Transcribe every line, keeping it exact.

[GIVEN ENTRIES start]

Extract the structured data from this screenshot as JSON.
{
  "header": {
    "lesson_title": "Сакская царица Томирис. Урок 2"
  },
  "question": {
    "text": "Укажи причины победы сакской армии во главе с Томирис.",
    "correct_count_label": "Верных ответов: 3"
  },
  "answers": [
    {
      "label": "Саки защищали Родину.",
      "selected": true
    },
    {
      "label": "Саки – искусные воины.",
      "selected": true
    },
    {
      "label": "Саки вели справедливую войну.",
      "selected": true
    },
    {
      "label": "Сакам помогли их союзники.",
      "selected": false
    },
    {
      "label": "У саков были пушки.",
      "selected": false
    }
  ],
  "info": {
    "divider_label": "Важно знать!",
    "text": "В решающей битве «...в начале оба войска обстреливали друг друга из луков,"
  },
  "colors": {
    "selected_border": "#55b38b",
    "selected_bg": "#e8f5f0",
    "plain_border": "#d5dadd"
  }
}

[GIVEN ENTRIES end]

RESPONSE TO THE TASK>
Extract the structured data from this screenshot as JSON.
{
  "header": {
    "lesson_title": "Сакская царица Томирис. Урок 2"
  },
  "question": {
    "text": "Укажи причины победы сакской армии во главе с Томирис.",
    "correct_count_label": "Верных ответов: 3"
  },
  "answers": [
    {
      "label": "Саки защищали Родину.",
      "selected": true
    },
    {
      "label": "Саки – искусные воины.",
      "selected": true
    },
    {
      "label": "Саки вели справедливую войну.",
      "selected": true
    },
    {
      "label": "Сакам помогли их союзники.",
      "selected": false
    },
    {
      "label": "У саков были пушки.",
      "selected": false
    }
  ],
  "info": {
    "divider_label": "Важно знать!",
    "text": "В решающей битве «...в начале оба войска обстреливали друг друга из луков,"
  },
  "colors": {
    "selected_border": "#55b38b",
    "selected_bg": "#e8f5f0",
    "plain_border": "#d5dadd"
  }
}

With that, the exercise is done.